-- Start Reading passage --

Almost a year later I was in the Blue Angel club with a modern jazz band. I’d always loved Della Reese and I sang Bye Bye Blackbird. I didn’t know Brian was in the audience and after my performance he came up and said, “Why didn’t you sing like that at the Majestic Ballroom?” I said, “Well I was singing with proper musicians tonight, and I was singing in my key.” And then he signed me up.

When The Beatles broke big, we had all kinds of people coming up from London to manage everyone. And my father would say, “Oh, bloody Cockneys.” When Brian came, my father had to sign my contract because I wasn’t 21, and he said, “Yeah, I will sign the contract because I bought a piano at your dad’s store [NEMS] and it’s still going strong.” And that was the only reason why he signed with Brian Epstein.

The only thing was my name. My real name is White and my father said to Brian, “You’ll have to change the name back to White. Otherwise my friends down at the docks won’t believe she’s my daughter.” And Brian said, “Well I rather quite like the name of Black.” And he quietly got his own way. I couldn’t care less what colour. I could have been Cilla Green today.

-- End Reading passage --

• [Stated exercise 1]:
Answer these questions about the recollection of signing with Brian Epstein:
(a) What song did the narrator sing at the Blue Angel club?
(b) What did the narrator's father say he had bought at the store belonging to Brian's dad?
(c) What surname did the narrator's father want the name changed back to?
• [Stated exercise 2]:
Rewrite everything in the recollection of signing with Brian Epstein from "The only thing" down to "Cilla Green today.", switching "docks" to "harbor".

-- Start Raw data --

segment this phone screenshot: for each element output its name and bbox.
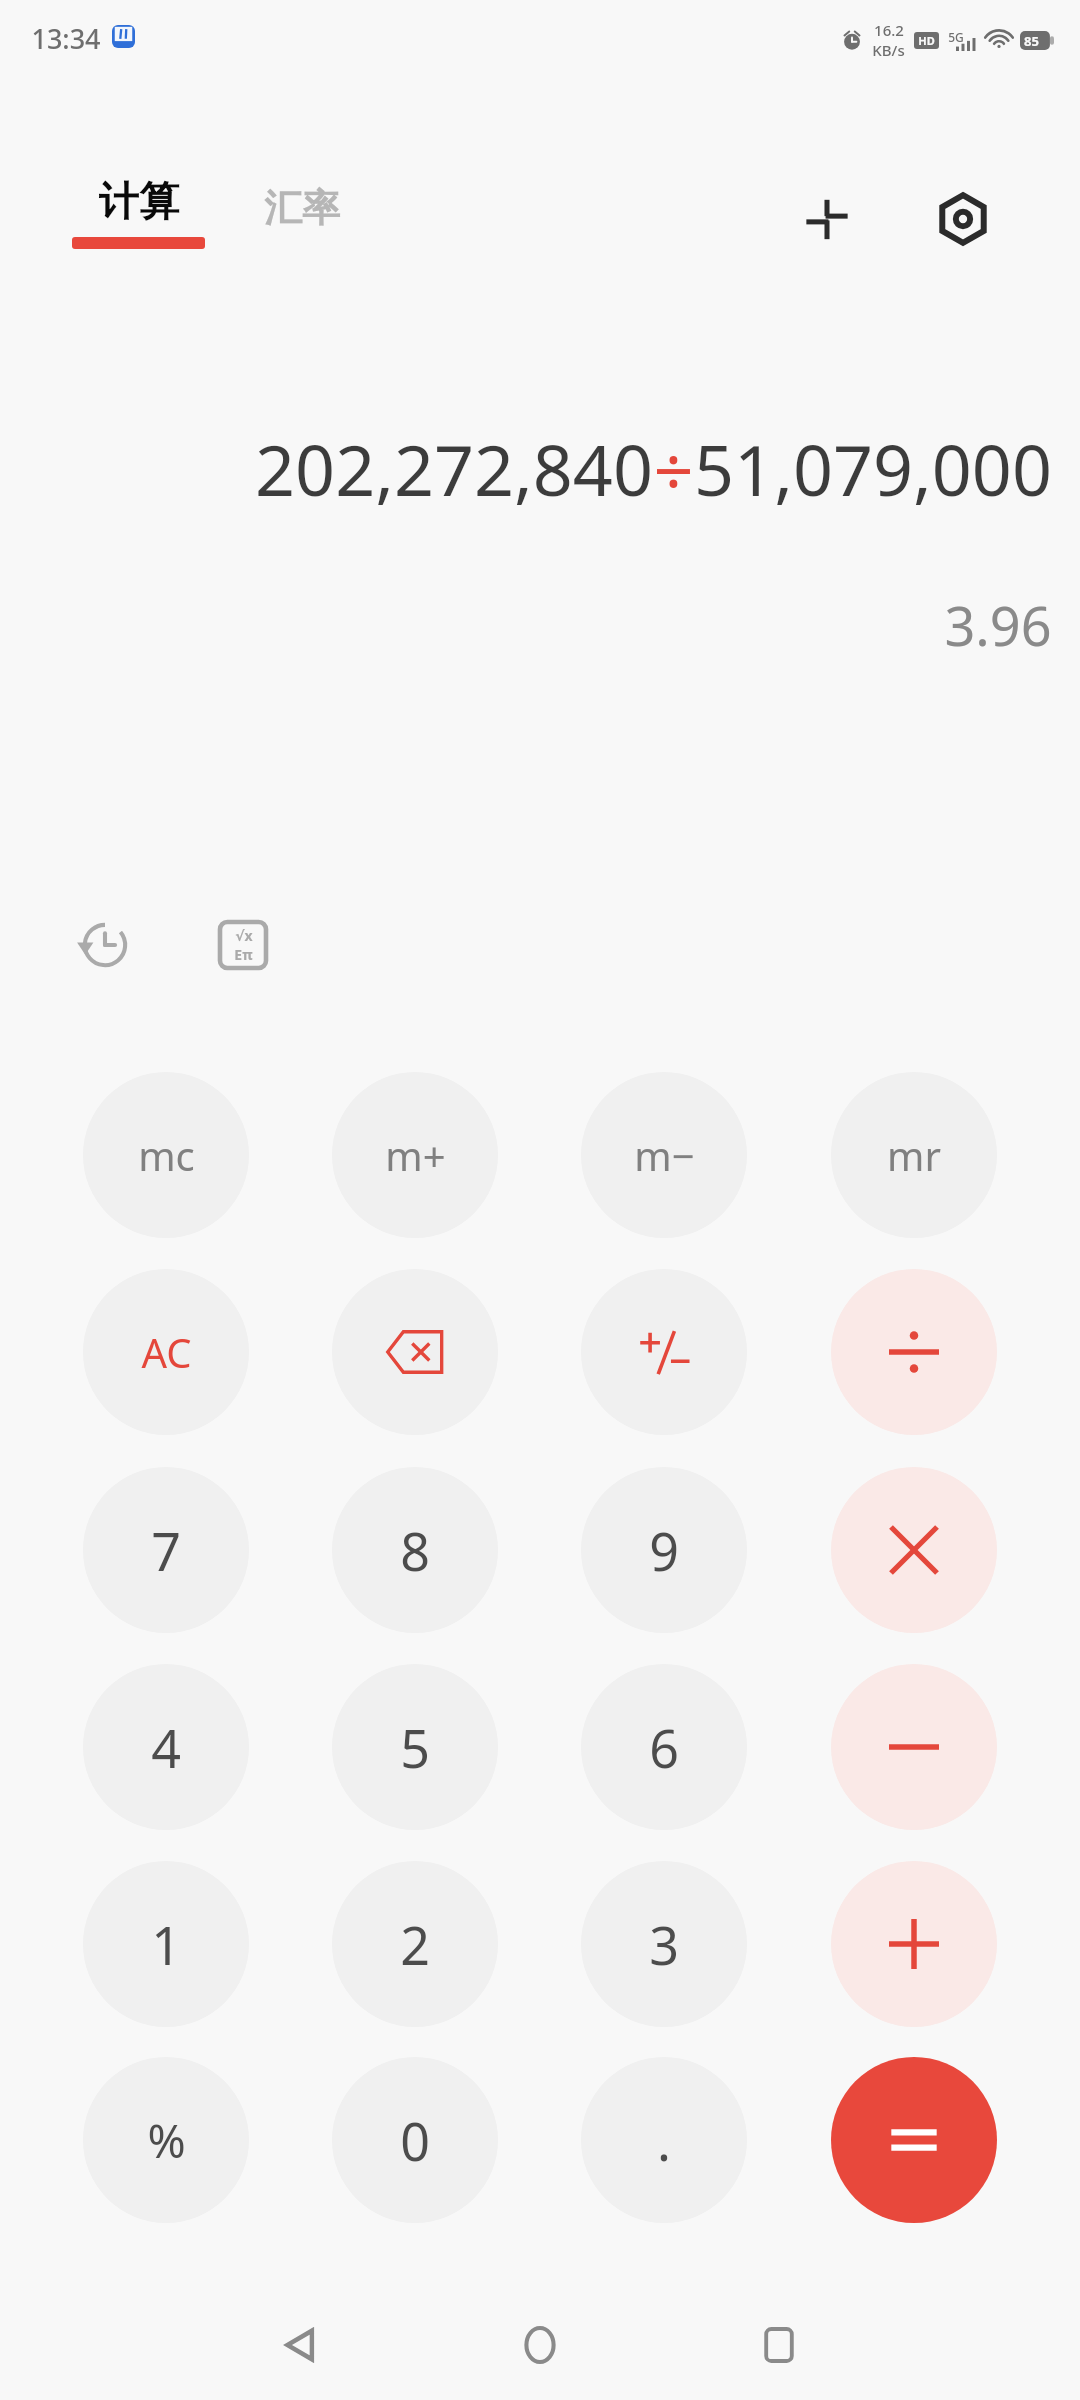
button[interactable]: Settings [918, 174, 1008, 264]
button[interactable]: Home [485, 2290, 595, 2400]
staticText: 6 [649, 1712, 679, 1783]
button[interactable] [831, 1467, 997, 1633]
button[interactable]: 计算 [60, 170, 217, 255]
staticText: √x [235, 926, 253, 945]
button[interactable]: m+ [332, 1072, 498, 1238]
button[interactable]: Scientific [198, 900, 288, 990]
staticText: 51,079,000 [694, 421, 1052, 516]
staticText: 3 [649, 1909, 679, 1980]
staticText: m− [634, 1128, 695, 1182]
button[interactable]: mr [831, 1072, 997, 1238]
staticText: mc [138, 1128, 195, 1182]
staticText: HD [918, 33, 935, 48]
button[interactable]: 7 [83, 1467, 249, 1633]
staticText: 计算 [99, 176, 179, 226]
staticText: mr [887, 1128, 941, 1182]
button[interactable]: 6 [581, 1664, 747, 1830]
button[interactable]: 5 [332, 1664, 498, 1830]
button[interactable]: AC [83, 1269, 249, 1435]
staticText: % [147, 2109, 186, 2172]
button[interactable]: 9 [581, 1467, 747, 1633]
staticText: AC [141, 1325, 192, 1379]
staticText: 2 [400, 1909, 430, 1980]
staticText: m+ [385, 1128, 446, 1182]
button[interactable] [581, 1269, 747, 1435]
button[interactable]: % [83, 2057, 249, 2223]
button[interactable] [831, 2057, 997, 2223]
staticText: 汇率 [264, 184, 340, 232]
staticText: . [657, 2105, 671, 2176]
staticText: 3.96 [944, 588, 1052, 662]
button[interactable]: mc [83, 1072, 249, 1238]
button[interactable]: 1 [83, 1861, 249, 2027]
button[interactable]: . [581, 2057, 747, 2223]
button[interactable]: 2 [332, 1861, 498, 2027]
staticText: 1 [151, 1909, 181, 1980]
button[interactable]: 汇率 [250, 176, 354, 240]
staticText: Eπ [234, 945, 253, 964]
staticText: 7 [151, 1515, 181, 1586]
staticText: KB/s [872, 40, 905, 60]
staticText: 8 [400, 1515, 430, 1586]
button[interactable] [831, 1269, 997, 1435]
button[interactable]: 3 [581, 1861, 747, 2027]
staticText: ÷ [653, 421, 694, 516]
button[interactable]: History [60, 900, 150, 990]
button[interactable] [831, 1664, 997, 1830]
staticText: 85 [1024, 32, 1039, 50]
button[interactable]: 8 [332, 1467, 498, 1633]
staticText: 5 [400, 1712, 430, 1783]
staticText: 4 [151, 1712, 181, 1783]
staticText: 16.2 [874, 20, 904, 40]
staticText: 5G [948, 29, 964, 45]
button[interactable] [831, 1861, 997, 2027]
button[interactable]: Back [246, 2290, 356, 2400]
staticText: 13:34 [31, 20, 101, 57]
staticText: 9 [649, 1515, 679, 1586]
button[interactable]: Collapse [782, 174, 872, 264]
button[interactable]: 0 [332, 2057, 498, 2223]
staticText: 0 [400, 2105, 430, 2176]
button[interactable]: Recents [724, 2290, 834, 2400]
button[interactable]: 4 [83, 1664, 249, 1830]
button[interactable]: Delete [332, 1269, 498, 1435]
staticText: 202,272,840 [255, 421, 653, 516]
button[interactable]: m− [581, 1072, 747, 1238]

-- End Raw data --

• [Task output 1]:
(a) Bye Bye Blackbird
(b) A piano
(c) White

• [Task output 2]:
The only thing was my name. My real name is White and my father said to Brian, “You’ll have to change the name back to White. Otherwise my friends down at the harbor won’t believe she’s my daughter.” And Brian said, “Well I rather quite like the name of Black.” And he quietly got his own way. I couldn’t care less what colour. I could have been Cilla Green today.